GIVEN INSTRUCTION: Leave out the pictures and copy every record exactly.

[DATA EXCERPTS start]

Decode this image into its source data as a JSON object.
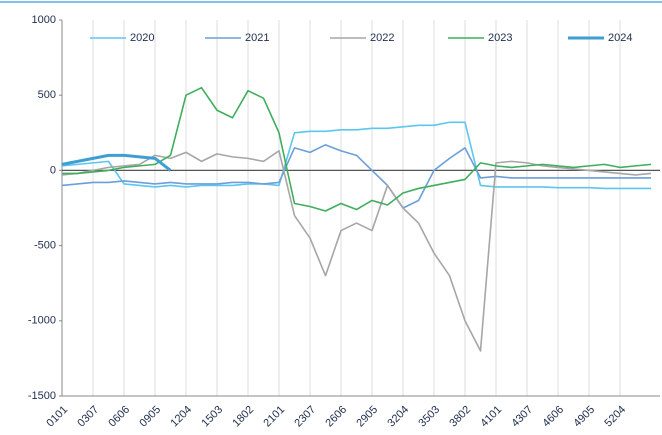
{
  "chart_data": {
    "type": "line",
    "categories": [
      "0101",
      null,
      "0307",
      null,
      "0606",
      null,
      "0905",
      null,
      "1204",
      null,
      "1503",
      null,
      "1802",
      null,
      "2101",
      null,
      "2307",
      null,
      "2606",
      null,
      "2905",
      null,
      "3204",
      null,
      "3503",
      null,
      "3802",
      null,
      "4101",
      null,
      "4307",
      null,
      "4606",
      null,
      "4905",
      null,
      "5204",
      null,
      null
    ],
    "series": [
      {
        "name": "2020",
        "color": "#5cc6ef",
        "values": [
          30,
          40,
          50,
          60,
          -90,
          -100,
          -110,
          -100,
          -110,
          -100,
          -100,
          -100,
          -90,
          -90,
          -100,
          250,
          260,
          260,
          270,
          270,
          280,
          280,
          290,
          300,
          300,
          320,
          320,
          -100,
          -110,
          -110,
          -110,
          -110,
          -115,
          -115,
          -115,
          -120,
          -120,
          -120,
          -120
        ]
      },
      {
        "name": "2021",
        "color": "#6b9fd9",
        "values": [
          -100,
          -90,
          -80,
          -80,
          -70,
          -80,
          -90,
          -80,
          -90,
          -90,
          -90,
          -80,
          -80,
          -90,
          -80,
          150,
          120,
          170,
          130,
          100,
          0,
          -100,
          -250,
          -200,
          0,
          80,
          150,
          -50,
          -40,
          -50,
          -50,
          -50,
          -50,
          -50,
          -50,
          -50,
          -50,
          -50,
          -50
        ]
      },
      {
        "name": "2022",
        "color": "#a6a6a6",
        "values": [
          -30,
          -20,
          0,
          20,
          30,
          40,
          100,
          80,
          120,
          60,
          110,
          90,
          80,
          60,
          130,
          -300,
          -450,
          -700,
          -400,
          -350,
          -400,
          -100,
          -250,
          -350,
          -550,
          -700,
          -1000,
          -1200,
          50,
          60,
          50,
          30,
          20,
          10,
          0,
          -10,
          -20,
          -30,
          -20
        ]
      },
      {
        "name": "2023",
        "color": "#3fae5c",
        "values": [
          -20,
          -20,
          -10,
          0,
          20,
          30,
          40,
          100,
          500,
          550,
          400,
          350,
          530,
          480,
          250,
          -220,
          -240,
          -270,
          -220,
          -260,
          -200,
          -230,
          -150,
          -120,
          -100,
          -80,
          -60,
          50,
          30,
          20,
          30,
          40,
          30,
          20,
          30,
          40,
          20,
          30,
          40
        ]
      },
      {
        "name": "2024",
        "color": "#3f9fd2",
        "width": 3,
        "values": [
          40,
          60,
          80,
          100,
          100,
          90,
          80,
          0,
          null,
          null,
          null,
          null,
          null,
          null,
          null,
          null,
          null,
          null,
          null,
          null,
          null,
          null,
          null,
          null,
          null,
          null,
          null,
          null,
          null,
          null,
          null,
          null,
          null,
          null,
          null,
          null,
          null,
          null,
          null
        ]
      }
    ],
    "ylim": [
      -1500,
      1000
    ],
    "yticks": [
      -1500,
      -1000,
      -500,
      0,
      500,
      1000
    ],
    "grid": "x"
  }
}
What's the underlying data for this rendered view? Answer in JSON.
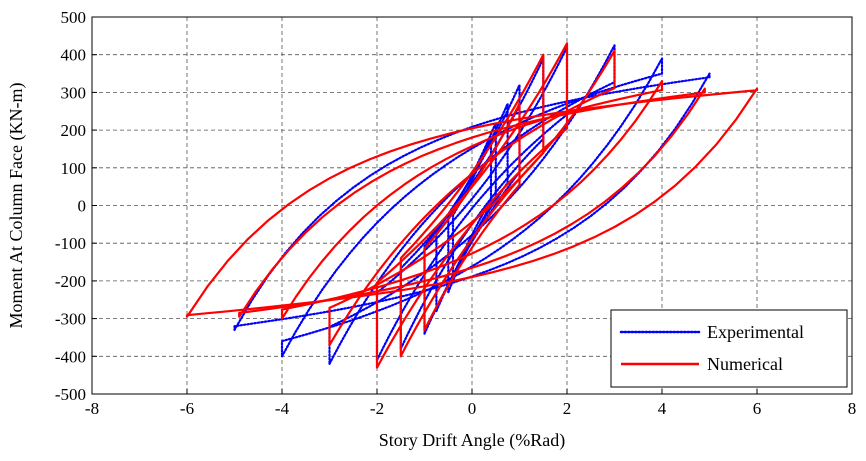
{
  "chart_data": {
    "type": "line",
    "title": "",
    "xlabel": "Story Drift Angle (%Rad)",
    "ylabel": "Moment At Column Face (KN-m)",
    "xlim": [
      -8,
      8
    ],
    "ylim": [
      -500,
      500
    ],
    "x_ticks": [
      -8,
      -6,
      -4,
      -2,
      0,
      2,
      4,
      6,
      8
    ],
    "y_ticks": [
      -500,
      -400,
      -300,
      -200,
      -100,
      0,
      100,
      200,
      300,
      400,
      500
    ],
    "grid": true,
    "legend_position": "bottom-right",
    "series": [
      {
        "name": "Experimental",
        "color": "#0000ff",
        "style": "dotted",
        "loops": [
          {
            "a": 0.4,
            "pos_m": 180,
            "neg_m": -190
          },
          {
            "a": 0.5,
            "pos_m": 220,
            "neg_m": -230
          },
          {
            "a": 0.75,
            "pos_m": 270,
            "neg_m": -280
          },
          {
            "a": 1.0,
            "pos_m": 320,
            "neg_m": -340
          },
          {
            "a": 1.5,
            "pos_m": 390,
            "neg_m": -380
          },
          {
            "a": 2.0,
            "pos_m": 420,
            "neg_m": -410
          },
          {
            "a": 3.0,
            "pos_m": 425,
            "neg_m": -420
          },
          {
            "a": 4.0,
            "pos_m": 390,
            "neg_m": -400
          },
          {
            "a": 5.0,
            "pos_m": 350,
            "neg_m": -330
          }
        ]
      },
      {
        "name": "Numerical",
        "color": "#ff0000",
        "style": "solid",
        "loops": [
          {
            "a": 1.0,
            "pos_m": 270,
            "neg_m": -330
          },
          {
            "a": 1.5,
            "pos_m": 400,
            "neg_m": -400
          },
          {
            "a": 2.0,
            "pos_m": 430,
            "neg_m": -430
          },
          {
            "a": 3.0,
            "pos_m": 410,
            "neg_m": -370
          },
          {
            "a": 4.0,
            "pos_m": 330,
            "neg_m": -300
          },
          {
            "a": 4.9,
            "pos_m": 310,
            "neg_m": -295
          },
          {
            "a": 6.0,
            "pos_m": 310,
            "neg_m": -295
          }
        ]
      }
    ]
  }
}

[DATA EXCERPTS end]

EXERCISE RESPONSE:
Decode this image into its source data as a JSON object.
{
  "chart_data": {
    "type": "line",
    "categories": [
      "0101",
      null,
      "0307",
      null,
      "0606",
      null,
      "0905",
      null,
      "1204",
      null,
      "1503",
      null,
      "1802",
      null,
      "2101",
      null,
      "2307",
      null,
      "2606",
      null,
      "2905",
      null,
      "3204",
      null,
      "3503",
      null,
      "3802",
      null,
      "4101",
      null,
      "4307",
      null,
      "4606",
      null,
      "4905",
      null,
      "5204",
      null,
      null
    ],
    "series": [
      {
        "name": "2020",
        "color": "#5cc6ef",
        "values": [
          30,
          40,
          50,
          60,
          -90,
          -100,
          -110,
          -100,
          -110,
          -100,
          -100,
          -100,
          -90,
          -90,
          -100,
          250,
          260,
          260,
          270,
          270,
          280,
          280,
          290,
          300,
          300,
          320,
          320,
          -100,
          -110,
          -110,
          -110,
          -110,
          -115,
          -115,
          -115,
          -120,
          -120,
          -120,
          -120
        ]
      },
      {
        "name": "2021",
        "color": "#6b9fd9",
        "values": [
          -100,
          -90,
          -80,
          -80,
          -70,
          -80,
          -90,
          -80,
          -90,
          -90,
          -90,
          -80,
          -80,
          -90,
          -80,
          150,
          120,
          170,
          130,
          100,
          0,
          -100,
          -250,
          -200,
          0,
          80,
          150,
          -50,
          -40,
          -50,
          -50,
          -50,
          -50,
          -50,
          -50,
          -50,
          -50,
          -50,
          -50
        ]
      },
      {
        "name": "2022",
        "color": "#a6a6a6",
        "values": [
          -30,
          -20,
          0,
          20,
          30,
          40,
          100,
          80,
          120,
          60,
          110,
          90,
          80,
          60,
          130,
          -300,
          -450,
          -700,
          -400,
          -350,
          -400,
          -100,
          -250,
          -350,
          -550,
          -700,
          -1000,
          -1200,
          50,
          60,
          50,
          30,
          20,
          10,
          0,
          -10,
          -20,
          -30,
          -20
        ]
      },
      {
        "name": "2023",
        "color": "#3fae5c",
        "values": [
          -20,
          -20,
          -10,
          0,
          20,
          30,
          40,
          100,
          500,
          550,
          400,
          350,
          530,
          480,
          250,
          -220,
          -240,
          -270,
          -220,
          -260,
          -200,
          -230,
          -150,
          -120,
          -100,
          -80,
          -60,
          50,
          30,
          20,
          30,
          40,
          30,
          20,
          30,
          40,
          20,
          30,
          40
        ]
      },
      {
        "name": "2024",
        "color": "#3f9fd2",
        "width": 3,
        "values": [
          40,
          60,
          80,
          100,
          100,
          90,
          80,
          0,
          null,
          null,
          null,
          null,
          null,
          null,
          null,
          null,
          null,
          null,
          null,
          null,
          null,
          null,
          null,
          null,
          null,
          null,
          null,
          null,
          null,
          null,
          null,
          null,
          null,
          null,
          null,
          null,
          null,
          null,
          null
        ]
      }
    ],
    "ylim": [
      -1500,
      1000
    ],
    "yticks": [
      -1500,
      -1000,
      -500,
      0,
      500,
      1000
    ],
    "grid": "x"
  }
}
What's the underlying data for this rendered view? Answer in JSON.
{
  "chart_data": {
    "type": "line",
    "title": "",
    "xlabel": "Story Drift Angle (%Rad)",
    "ylabel": "Moment At Column Face (KN-m)",
    "xlim": [
      -8,
      8
    ],
    "ylim": [
      -500,
      500
    ],
    "x_ticks": [
      -8,
      -6,
      -4,
      -2,
      0,
      2,
      4,
      6,
      8
    ],
    "y_ticks": [
      -500,
      -400,
      -300,
      -200,
      -100,
      0,
      100,
      200,
      300,
      400,
      500
    ],
    "grid": true,
    "legend_position": "bottom-right",
    "series": [
      {
        "name": "Experimental",
        "color": "#0000ff",
        "style": "dotted",
        "loops": [
          {
            "a": 0.4,
            "pos_m": 180,
            "neg_m": -190
          },
          {
            "a": 0.5,
            "pos_m": 220,
            "neg_m": -230
          },
          {
            "a": 0.75,
            "pos_m": 270,
            "neg_m": -280
          },
          {
            "a": 1.0,
            "pos_m": 320,
            "neg_m": -340
          },
          {
            "a": 1.5,
            "pos_m": 390,
            "neg_m": -380
          },
          {
            "a": 2.0,
            "pos_m": 420,
            "neg_m": -410
          },
          {
            "a": 3.0,
            "pos_m": 425,
            "neg_m": -420
          },
          {
            "a": 4.0,
            "pos_m": 390,
            "neg_m": -400
          },
          {
            "a": 5.0,
            "pos_m": 350,
            "neg_m": -330
          }
        ]
      },
      {
        "name": "Numerical",
        "color": "#ff0000",
        "style": "solid",
        "loops": [
          {
            "a": 1.0,
            "pos_m": 270,
            "neg_m": -330
          },
          {
            "a": 1.5,
            "pos_m": 400,
            "neg_m": -400
          },
          {
            "a": 2.0,
            "pos_m": 430,
            "neg_m": -430
          },
          {
            "a": 3.0,
            "pos_m": 410,
            "neg_m": -370
          },
          {
            "a": 4.0,
            "pos_m": 330,
            "neg_m": -300
          },
          {
            "a": 4.9,
            "pos_m": 310,
            "neg_m": -295
          },
          {
            "a": 6.0,
            "pos_m": 310,
            "neg_m": -295
          }
        ]
      }
    ]
  }
}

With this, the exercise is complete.